Task requirements
1) Summarize the passage on LiveStation in two sentences.
2) Carry the passage on LiveStation forward from its final sentence.
*** Opening Text for analysis ***
Using LiveStation, PC users can watch live, uninterrupted television from the comfort of their computer chairs. Co-developed with a London-based company known as Skinkers, the Microsoft Research team has created a way to stream live television over a peer-to-peer network and use Silverlight to display multimedia content on the client's system. "This product allows you to steam live television on a computer over a peer-to-peer network, which means you don't need to use all the traditional server infrastructure and bandwidth associated with streaming," said Matteo Berlucchi, co-founder of Skinkers.

Since Joost already does free, streaming television with plenty of extra features, why would Microsoft even bother to go down this road? The answer is simple: because it is taking streaming video one further by offering presumably free, live content. In a video demo, Berlucchi also notes that LiveStation will be easily modified to work with mobile devices.
*** Closing Text for analysis ***
*** Opening Extracted entries ***
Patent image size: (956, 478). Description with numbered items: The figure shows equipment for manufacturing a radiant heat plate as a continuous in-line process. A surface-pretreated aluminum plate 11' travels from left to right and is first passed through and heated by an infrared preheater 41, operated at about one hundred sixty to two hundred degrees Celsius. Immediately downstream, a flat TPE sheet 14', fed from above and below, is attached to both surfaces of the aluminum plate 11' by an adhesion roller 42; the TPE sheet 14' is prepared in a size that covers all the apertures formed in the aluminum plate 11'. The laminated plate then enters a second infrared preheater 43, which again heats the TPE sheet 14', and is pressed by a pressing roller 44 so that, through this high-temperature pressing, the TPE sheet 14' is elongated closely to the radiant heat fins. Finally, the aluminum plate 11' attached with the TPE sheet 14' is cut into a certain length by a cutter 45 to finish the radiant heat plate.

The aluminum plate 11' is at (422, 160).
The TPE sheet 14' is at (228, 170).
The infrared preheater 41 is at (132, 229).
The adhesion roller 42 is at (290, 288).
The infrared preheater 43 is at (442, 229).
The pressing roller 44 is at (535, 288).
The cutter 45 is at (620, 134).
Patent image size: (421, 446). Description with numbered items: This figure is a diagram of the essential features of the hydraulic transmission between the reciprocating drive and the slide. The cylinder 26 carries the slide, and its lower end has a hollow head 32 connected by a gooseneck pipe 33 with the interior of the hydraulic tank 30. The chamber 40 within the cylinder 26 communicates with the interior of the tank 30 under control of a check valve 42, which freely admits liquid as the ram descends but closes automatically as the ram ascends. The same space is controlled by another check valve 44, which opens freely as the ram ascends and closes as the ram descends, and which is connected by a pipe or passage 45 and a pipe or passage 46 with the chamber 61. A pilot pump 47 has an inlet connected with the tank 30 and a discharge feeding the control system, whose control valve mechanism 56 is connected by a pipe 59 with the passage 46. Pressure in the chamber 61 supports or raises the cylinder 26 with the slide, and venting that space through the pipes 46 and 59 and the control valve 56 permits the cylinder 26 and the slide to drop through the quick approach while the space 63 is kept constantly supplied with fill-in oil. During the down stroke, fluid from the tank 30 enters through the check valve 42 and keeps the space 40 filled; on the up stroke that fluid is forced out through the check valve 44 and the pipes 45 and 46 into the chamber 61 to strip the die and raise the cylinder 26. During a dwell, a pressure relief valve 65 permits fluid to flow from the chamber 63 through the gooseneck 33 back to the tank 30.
*** Closing Extracted entries ***
Expected outputs
1) LiveStation, developed by Microsoft Research together with the London-based company Skinkers, lets PC users watch live television that is streamed over a peer-to-peer network and displayed with Silverlight, avoiding the server infrastructure and bandwidth that conventional streaming requires. It goes a step beyond Joost's free streaming television by offering presumably free live content, and Skinkers co-founder Matteo Berlucchi notes that it can easily be modified to work with mobile devices.

2)
Though the demo video doesn't show much except some live content from the BBC, this service definitely sounds promising. If Microsoft can get in bed with the right content providers, then LiveStation certainly could be a Joost killer. If nothing else, LiveStation will at least help ensure that Silverlight is installed on thousands of PCs across the world, meaning that it could also be an accessory to the company's Flash killer.

Currently, Microsoft is taking beta applications, but the LiveStation site warns you up front that only a few people will be chosen as testers. Get in while it's hot!